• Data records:
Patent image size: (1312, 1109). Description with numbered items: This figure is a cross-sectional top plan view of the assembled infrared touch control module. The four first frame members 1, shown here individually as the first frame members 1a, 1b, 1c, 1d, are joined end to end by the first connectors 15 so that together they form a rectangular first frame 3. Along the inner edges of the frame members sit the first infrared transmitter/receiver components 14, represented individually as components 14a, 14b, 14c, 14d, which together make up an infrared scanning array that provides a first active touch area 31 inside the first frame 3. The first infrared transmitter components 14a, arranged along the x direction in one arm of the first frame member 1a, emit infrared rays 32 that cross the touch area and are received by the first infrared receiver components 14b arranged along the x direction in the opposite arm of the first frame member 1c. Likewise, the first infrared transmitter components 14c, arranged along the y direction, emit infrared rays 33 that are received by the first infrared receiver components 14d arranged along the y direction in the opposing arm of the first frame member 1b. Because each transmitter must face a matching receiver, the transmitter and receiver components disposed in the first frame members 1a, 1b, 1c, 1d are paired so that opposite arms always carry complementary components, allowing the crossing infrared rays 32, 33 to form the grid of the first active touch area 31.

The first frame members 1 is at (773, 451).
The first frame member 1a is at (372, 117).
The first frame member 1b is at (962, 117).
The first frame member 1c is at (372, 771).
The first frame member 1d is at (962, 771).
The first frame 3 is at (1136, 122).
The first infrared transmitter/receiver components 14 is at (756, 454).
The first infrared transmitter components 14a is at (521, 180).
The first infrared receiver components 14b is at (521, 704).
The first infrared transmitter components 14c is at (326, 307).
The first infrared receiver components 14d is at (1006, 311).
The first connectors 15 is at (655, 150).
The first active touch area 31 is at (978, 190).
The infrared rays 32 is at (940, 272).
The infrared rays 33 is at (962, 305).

• Goal of the exercise:
Reproduce every line of the component placement entries above word for word, without omitting or altering anything.

• Written solution:
Patent image size: (1312, 1109). Description with numbered items: This figure is a cross-sectional top plan view of the assembled infrared touch control module. The four first frame members 1, shown here individually as the first frame members 1a, 1b, 1c, 1d, are joined end to end by the first connectors 15 so that together they form a rectangular first frame 3. Along the inner edges of the frame members sit the first infrared transmitter/receiver components 14, represented individually as components 14a, 14b, 14c, 14d, which together make up an infrared scanning array that provides a first active touch area 31 inside the first frame 3. The first infrared transmitter components 14a, arranged along the x direction in one arm of the first frame member 1a, emit infrared rays 32 that cross the touch area and are received by the first infrared receiver components 14b arranged along the x direction in the opposite arm of the first frame member 1c. Likewise, the first infrared transmitter components 14c, arranged along the y direction, emit infrared rays 33 that are received by the first infrared receiver components 14d arranged along the y direction in the opposing arm of the first frame member 1b. Because each transmitter must face a matching receiver, the transmitter and receiver components disposed in the first frame members 1a, 1b, 1c, 1d are paired so that opposite arms always carry complementary components, allowing the crossing infrared rays 32, 33 to form the grid of the first active touch area 31.

The first frame members 1 is at (773, 451).
The first frame member 1a is at (372, 117).
The first frame member 1b is at (962, 117).
The first frame member 1c is at (372, 771).
The first frame member 1d is at (962, 771).
The first frame 3 is at (1136, 122).
The first infrared transmitter/receiver components 14 is at (756, 454).
The first infrared transmitter components 14a is at (521, 180).
The first infrared receiver components 14b is at (521, 704).
The first infrared transmitter components 14c is at (326, 307).
The first infrared receiver components 14d is at (1006, 311).
The first connectors 15 is at (655, 150).
The first active touch area 31 is at (978, 190).
The infrared rays 32 is at (940, 272).
The infrared rays 33 is at (962, 305).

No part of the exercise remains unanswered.